# The data
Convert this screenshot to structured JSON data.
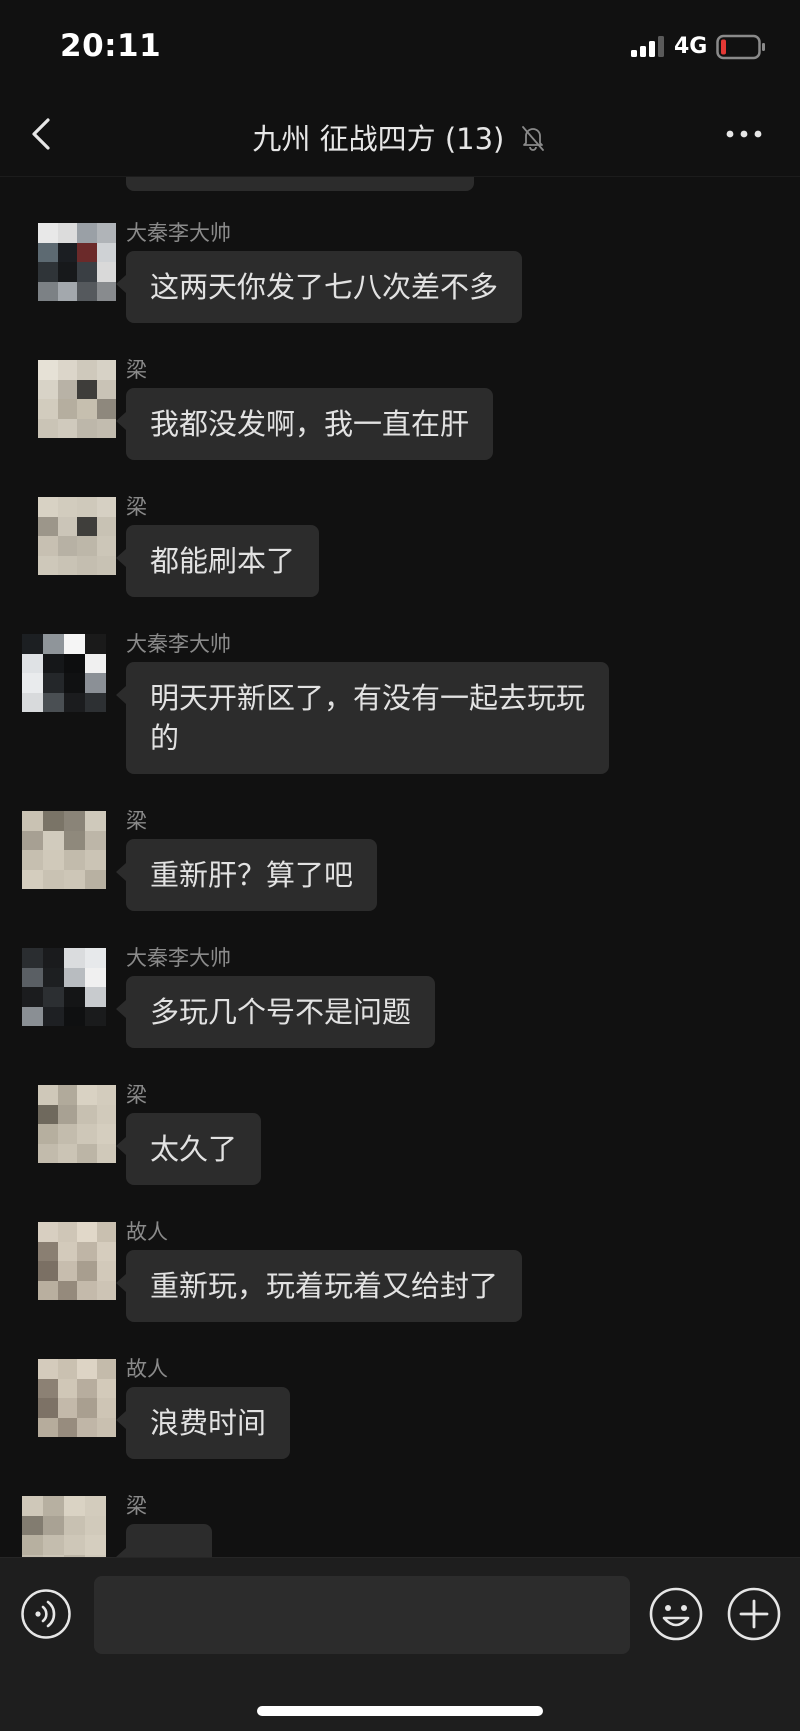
{
  "status_bar": {
    "time": "20:11",
    "network": "4G",
    "battery_color": "#e53935"
  },
  "nav": {
    "title": "九州 征战四方",
    "member_count": "(13)",
    "back_icon": "chevron-left-icon",
    "more_icon": "more-dots-icon",
    "muted_icon": "bell-muted-icon"
  },
  "messages": [
    {
      "sender": "大秦李大帅",
      "lines": [
        "这两天你发了七八次差不多"
      ],
      "avatar": [
        "#e8e8e8",
        "#dcdcdc",
        "#9aa0a6",
        "#b0b4b8",
        "#5d6a72",
        "#1b1e22",
        "#6b2a2a",
        "#cfd2d5",
        "#2f3438",
        "#17191b",
        "#3a3f44",
        "#d9d9d9",
        "#7c8185",
        "#a3a8ad",
        "#55595d",
        "#888b8e"
      ]
    },
    {
      "sender": "梁",
      "lines": [
        "我都没发啊，我一直在肝"
      ],
      "avatar": [
        "#e6e1d6",
        "#dcd6ca",
        "#cfc9bc",
        "#d7d2c6",
        "#d8d3c7",
        "#b8b2a6",
        "#3e3d3a",
        "#c9c3b6",
        "#d2ccbe",
        "#b5ae9f",
        "#c6bfaf",
        "#8e887d",
        "#cac4b6",
        "#d0cabd",
        "#bdb7aa",
        "#c2bcaf"
      ]
    },
    {
      "sender": "梁",
      "lines": [
        "都能刷本了"
      ],
      "avatar": [
        "#d8d2c4",
        "#d2ccbe",
        "#cfc9bb",
        "#d6d0c3",
        "#9c968a",
        "#cbc5b8",
        "#3f3e3b",
        "#c8c2b4",
        "#c7c0b2",
        "#b7b1a4",
        "#bdb7a9",
        "#ccc6b8",
        "#cec8ba",
        "#c9c3b5",
        "#c4beb0",
        "#c8c2b4"
      ]
    },
    {
      "sender": "大秦李大帅",
      "lines": [
        "明天开新区了，有没有一起去玩玩",
        "的"
      ],
      "avatar": [
        "#1c1f22",
        "#8f959a",
        "#f5f5f5",
        "#1a1a1a",
        "#dfe2e5",
        "#151719",
        "#0d0e0f",
        "#f0f0f0",
        "#e9ebed",
        "#24272a",
        "#101112",
        "#8b9096",
        "#d8dadc",
        "#4a4f53",
        "#1b1c1e",
        "#2d3033"
      ]
    },
    {
      "sender": "梁",
      "lines": [
        "重新肝？算了吧"
      ],
      "avatar": [
        "#c9c2b3",
        "#7a7467",
        "#8a8478",
        "#cfc9bb",
        "#a7a093",
        "#d1cbbd",
        "#8f897c",
        "#bdb6a8",
        "#c6bfb0",
        "#d0c9ba",
        "#c2bbac",
        "#cbc4b5",
        "#d4cdbe",
        "#c9c2b3",
        "#cdc6b7",
        "#b8b1a2"
      ]
    },
    {
      "sender": "大秦李大帅",
      "lines": [
        "多玩几个号不是问题"
      ],
      "avatar": [
        "#2a2d30",
        "#1a1b1d",
        "#dadcde",
        "#e7e9eb",
        "#5a5f64",
        "#1d1f21",
        "#b8bcc0",
        "#f0f0f0",
        "#1b1c1e",
        "#2c2f32",
        "#141516",
        "#c8cbce",
        "#8a8f94",
        "#1e2023",
        "#0f1011",
        "#1a1b1c"
      ]
    },
    {
      "sender": "梁",
      "lines": [
        "太久了"
      ],
      "avatar": [
        "#cfc8b9",
        "#b1aa9b",
        "#d9d2c3",
        "#d3ccbd",
        "#6f695d",
        "#a8a193",
        "#c7c0b1",
        "#d1cabb",
        "#b6af9f",
        "#c3bcad",
        "#cec7b8",
        "#d5cebf",
        "#c2bbac",
        "#cbc4b5",
        "#bcb5a6",
        "#d0c9ba"
      ]
    },
    {
      "sender": "故人",
      "lines": [
        "重新玩，玩着玩着又给封了"
      ],
      "avatar": [
        "#d8cfc1",
        "#cfc6b7",
        "#e1d8c9",
        "#c9c0b0",
        "#8a7f72",
        "#d3cabb",
        "#bfb5a6",
        "#d6cdbe",
        "#7b7064",
        "#c7bdae",
        "#a89e8f",
        "#d2c9ba",
        "#b9af9f",
        "#958a7c",
        "#c4baab",
        "#cdc4b5"
      ]
    },
    {
      "sender": "故人",
      "lines": [
        "浪费时间"
      ],
      "avatar": [
        "#d4cbbc",
        "#cac1b1",
        "#ddd4c5",
        "#c4bbab",
        "#8c8174",
        "#d0c7b7",
        "#b7ad9e",
        "#d3caba",
        "#7d7266",
        "#c3b9aa",
        "#a99f90",
        "#cec5b5",
        "#b6ac9c",
        "#978c7e",
        "#c0b6a7",
        "#c9c0b0"
      ]
    },
    {
      "sender": "梁",
      "lines": [
        ""
      ],
      "avatar": [
        "#cfc8b9",
        "#b7b0a1",
        "#dad3c4",
        "#d3ccbd",
        "#827c70",
        "#a9a294",
        "#c8c1b2",
        "#d1cabb",
        "#b7b0a0",
        "#c4bdae",
        "#cec7b8",
        "#d5cebf",
        "#c3bcad",
        "#ccc5b6",
        "#bdb6a7",
        "#d0c9ba"
      ]
    }
  ],
  "input": {
    "placeholder": "",
    "voice_icon": "voice-icon",
    "emoji_icon": "smiley-icon",
    "plus_icon": "plus-circle-icon"
  }
}
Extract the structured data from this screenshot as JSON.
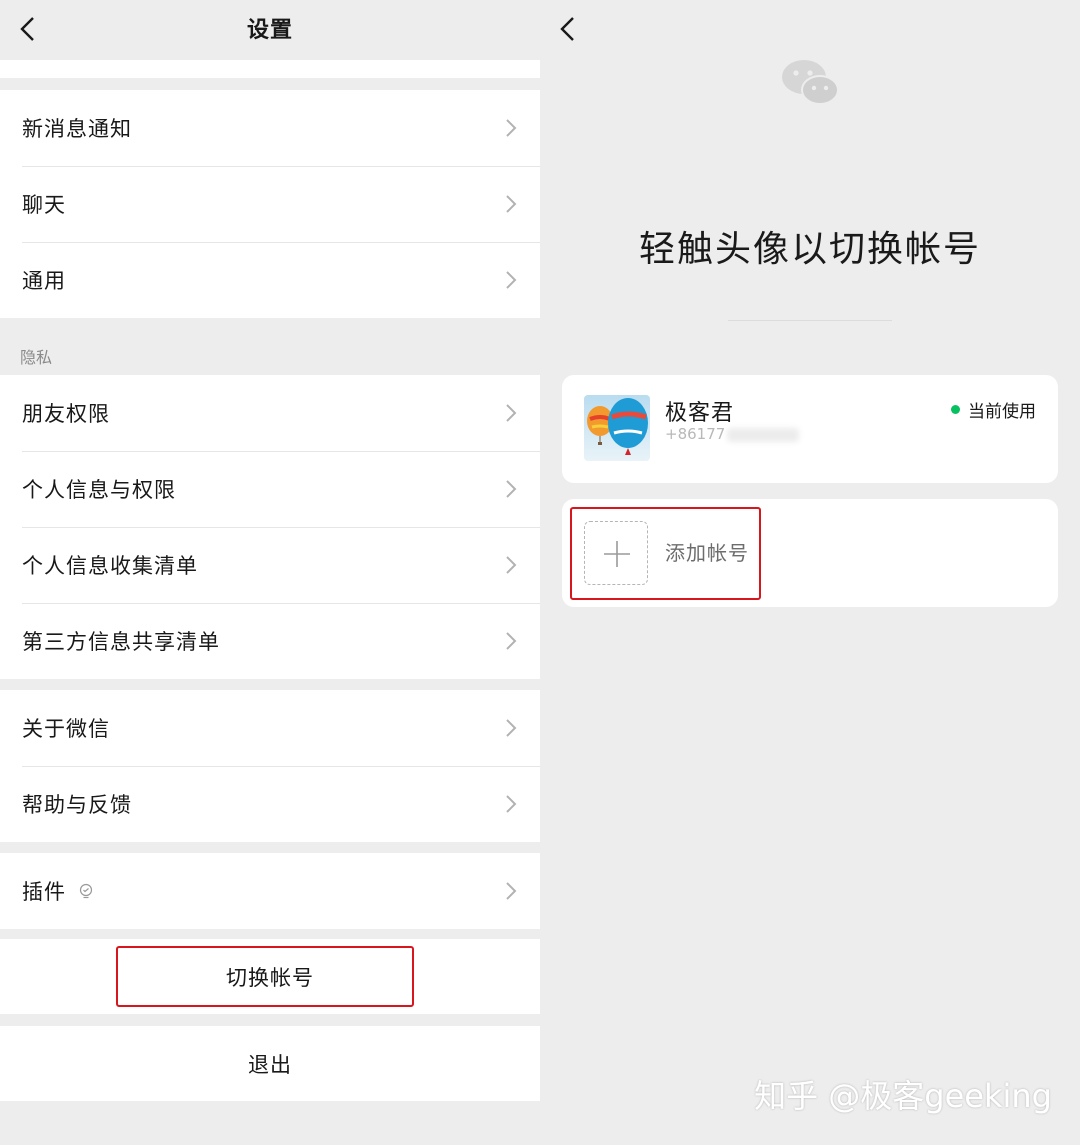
{
  "settings": {
    "title": "设置",
    "section_privacy_label": "隐私",
    "group1": [
      {
        "label": "新消息通知"
      },
      {
        "label": "聊天"
      },
      {
        "label": "通用"
      }
    ],
    "group2": [
      {
        "label": "朋友权限"
      },
      {
        "label": "个人信息与权限"
      },
      {
        "label": "个人信息收集清单"
      },
      {
        "label": "第三方信息共享清单"
      }
    ],
    "group3": [
      {
        "label": "关于微信"
      },
      {
        "label": "帮助与反馈"
      }
    ],
    "plugins_label": "插件",
    "switch_account_label": "切换帐号",
    "logout_label": "退出"
  },
  "switcher": {
    "title": "轻触头像以切换帐号",
    "account": {
      "name": "极客君",
      "phone_visible": "+86177",
      "status": "当前使用",
      "status_color": "#07c160"
    },
    "add_account_label": "添加帐号"
  },
  "watermark": "知乎 @极客geeking",
  "colors": {
    "highlight": "#d7161d",
    "background": "#ededed",
    "card": "#ffffff"
  }
}
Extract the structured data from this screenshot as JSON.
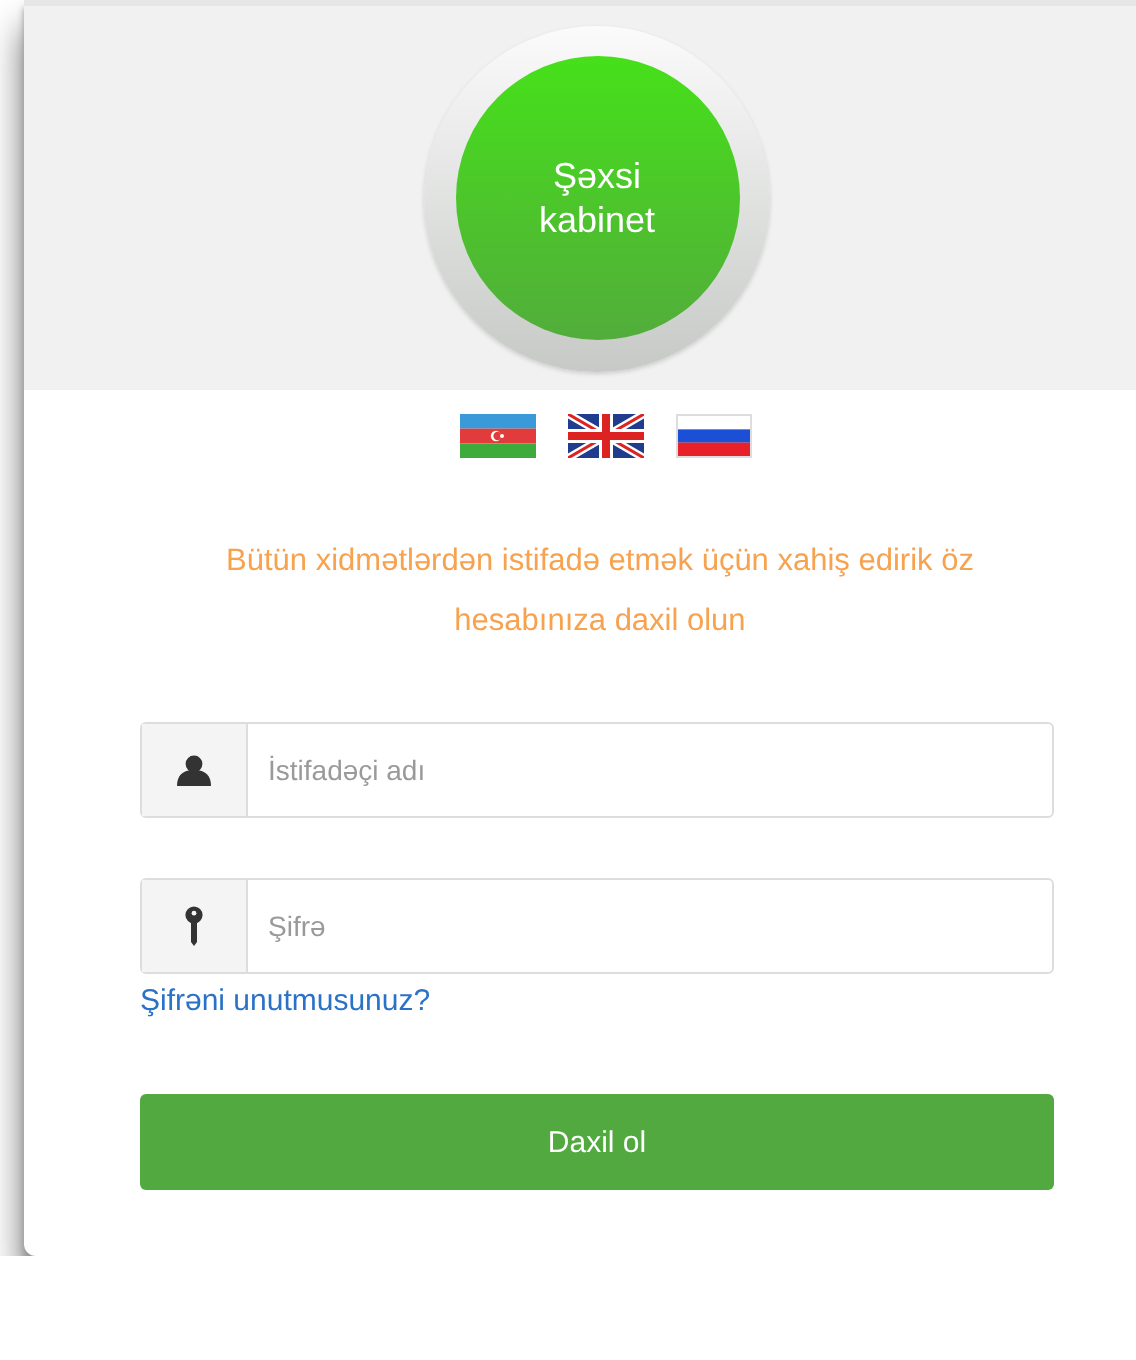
{
  "badge": {
    "text": "Şəxsi kabinet"
  },
  "languages": [
    {
      "kind": "az"
    },
    {
      "kind": "en"
    },
    {
      "kind": "ru"
    }
  ],
  "message": "Bütün xidmətlərdən istifadə etmək üçün xahiş edirik öz hesabınıza daxil olun",
  "fields": [
    {
      "kind": "user",
      "placeholder": "İstifadəçi adı"
    },
    {
      "kind": "key",
      "placeholder": "Şifrə"
    }
  ],
  "forgot_link": "Şifrəni unutmusunuz?",
  "submit": "Daxil ol"
}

# Directions for this task
Repeat the material above word for word and skip every image in it.

# Complete answer
Convert this screenshot to structured JSON data.
{
  "status_bar": {
    "time": "20:11",
    "network": "4G",
    "battery_color": "#e53935"
  },
  "nav": {
    "title": "九州 征战四方",
    "member_count": "(13)",
    "back_icon": "chevron-left-icon",
    "more_icon": "more-dots-icon",
    "muted_icon": "bell-muted-icon"
  },
  "messages": [
    {
      "sender": "大秦李大帅",
      "lines": [
        "这两天你发了七八次差不多"
      ],
      "avatar": [
        "#e8e8e8",
        "#dcdcdc",
        "#9aa0a6",
        "#b0b4b8",
        "#5d6a72",
        "#1b1e22",
        "#6b2a2a",
        "#cfd2d5",
        "#2f3438",
        "#17191b",
        "#3a3f44",
        "#d9d9d9",
        "#7c8185",
        "#a3a8ad",
        "#55595d",
        "#888b8e"
      ]
    },
    {
      "sender": "梁",
      "lines": [
        "我都没发啊，我一直在肝"
      ],
      "avatar": [
        "#e6e1d6",
        "#dcd6ca",
        "#cfc9bc",
        "#d7d2c6",
        "#d8d3c7",
        "#b8b2a6",
        "#3e3d3a",
        "#c9c3b6",
        "#d2ccbe",
        "#b5ae9f",
        "#c6bfaf",
        "#8e887d",
        "#cac4b6",
        "#d0cabd",
        "#bdb7aa",
        "#c2bcaf"
      ]
    },
    {
      "sender": "梁",
      "lines": [
        "都能刷本了"
      ],
      "avatar": [
        "#d8d2c4",
        "#d2ccbe",
        "#cfc9bb",
        "#d6d0c3",
        "#9c968a",
        "#cbc5b8",
        "#3f3e3b",
        "#c8c2b4",
        "#c7c0b2",
        "#b7b1a4",
        "#bdb7a9",
        "#ccc6b8",
        "#cec8ba",
        "#c9c3b5",
        "#c4beb0",
        "#c8c2b4"
      ]
    },
    {
      "sender": "大秦李大帅",
      "lines": [
        "明天开新区了，有没有一起去玩玩",
        "的"
      ],
      "avatar": [
        "#1c1f22",
        "#8f959a",
        "#f5f5f5",
        "#1a1a1a",
        "#dfe2e5",
        "#151719",
        "#0d0e0f",
        "#f0f0f0",
        "#e9ebed",
        "#24272a",
        "#101112",
        "#8b9096",
        "#d8dadc",
        "#4a4f53",
        "#1b1c1e",
        "#2d3033"
      ]
    },
    {
      "sender": "梁",
      "lines": [
        "重新肝？算了吧"
      ],
      "avatar": [
        "#c9c2b3",
        "#7a7467",
        "#8a8478",
        "#cfc9bb",
        "#a7a093",
        "#d1cbbd",
        "#8f897c",
        "#bdb6a8",
        "#c6bfb0",
        "#d0c9ba",
        "#c2bbac",
        "#cbc4b5",
        "#d4cdbe",
        "#c9c2b3",
        "#cdc6b7",
        "#b8b1a2"
      ]
    },
    {
      "sender": "大秦李大帅",
      "lines": [
        "多玩几个号不是问题"
      ],
      "avatar": [
        "#2a2d30",
        "#1a1b1d",
        "#dadcde",
        "#e7e9eb",
        "#5a5f64",
        "#1d1f21",
        "#b8bcc0",
        "#f0f0f0",
        "#1b1c1e",
        "#2c2f32",
        "#141516",
        "#c8cbce",
        "#8a8f94",
        "#1e2023",
        "#0f1011",
        "#1a1b1c"
      ]
    },
    {
      "sender": "梁",
      "lines": [
        "太久了"
      ],
      "avatar": [
        "#cfc8b9",
        "#b1aa9b",
        "#d9d2c3",
        "#d3ccbd",
        "#6f695d",
        "#a8a193",
        "#c7c0b1",
        "#d1cabb",
        "#b6af9f",
        "#c3bcad",
        "#cec7b8",
        "#d5cebf",
        "#c2bbac",
        "#cbc4b5",
        "#bcb5a6",
        "#d0c9ba"
      ]
    },
    {
      "sender": "故人",
      "lines": [
        "重新玩，玩着玩着又给封了"
      ],
      "avatar": [
        "#d8cfc1",
        "#cfc6b7",
        "#e1d8c9",
        "#c9c0b0",
        "#8a7f72",
        "#d3cabb",
        "#bfb5a6",
        "#d6cdbe",
        "#7b7064",
        "#c7bdae",
        "#a89e8f",
        "#d2c9ba",
        "#b9af9f",
        "#958a7c",
        "#c4baab",
        "#cdc4b5"
      ]
    },
    {
      "sender": "故人",
      "lines": [
        "浪费时间"
      ],
      "avatar": [
        "#d4cbbc",
        "#cac1b1",
        "#ddd4c5",
        "#c4bbab",
        "#8c8174",
        "#d0c7b7",
        "#b7ad9e",
        "#d3caba",
        "#7d7266",
        "#c3b9aa",
        "#a99f90",
        "#cec5b5",
        "#b6ac9c",
        "#978c7e",
        "#c0b6a7",
        "#c9c0b0"
      ]
    },
    {
      "sender": "梁",
      "lines": [
        ""
      ],
      "avatar": [
        "#cfc8b9",
        "#b7b0a1",
        "#dad3c4",
        "#d3ccbd",
        "#827c70",
        "#a9a294",
        "#c8c1b2",
        "#d1cabb",
        "#b7b0a0",
        "#c4bdae",
        "#cec7b8",
        "#d5cebf",
        "#c3bcad",
        "#ccc5b6",
        "#bdb6a7",
        "#d0c9ba"
      ]
    }
  ],
  "input": {
    "placeholder": "",
    "voice_icon": "voice-icon",
    "emoji_icon": "smiley-icon",
    "plus_icon": "plus-circle-icon"
  }
}
Extract the structured data from this screenshot as JSON.
{
  "settings": {
    "title": "设置",
    "section_privacy_label": "隐私",
    "group1": [
      {
        "label": "新消息通知"
      },
      {
        "label": "聊天"
      },
      {
        "label": "通用"
      }
    ],
    "group2": [
      {
        "label": "朋友权限"
      },
      {
        "label": "个人信息与权限"
      },
      {
        "label": "个人信息收集清单"
      },
      {
        "label": "第三方信息共享清单"
      }
    ],
    "group3": [
      {
        "label": "关于微信"
      },
      {
        "label": "帮助与反馈"
      }
    ],
    "plugins_label": "插件",
    "switch_account_label": "切换帐号",
    "logout_label": "退出"
  },
  "switcher": {
    "title": "轻触头像以切换帐号",
    "account": {
      "name": "极客君",
      "phone_visible": "+86177",
      "status": "当前使用",
      "status_color": "#07c160"
    },
    "add_account_label": "添加帐号"
  },
  "watermark": "知乎 @极客geeking",
  "colors": {
    "highlight": "#d7161d",
    "background": "#ededed",
    "card": "#ffffff"
  }
}
Extract the structured data from this screenshot as JSON.
{
  "badge": {
    "text": "Şəxsi kabinet"
  },
  "languages": [
    {
      "kind": "az"
    },
    {
      "kind": "en"
    },
    {
      "kind": "ru"
    }
  ],
  "message": "Bütün xidmətlərdən istifadə etmək üçün xahiş edirik öz hesabınıza daxil olun",
  "fields": [
    {
      "kind": "user",
      "placeholder": "İstifadəçi adı"
    },
    {
      "kind": "key",
      "placeholder": "Şifrə"
    }
  ],
  "forgot_link": "Şifrəni unutmusunuz?",
  "submit": "Daxil ol"
}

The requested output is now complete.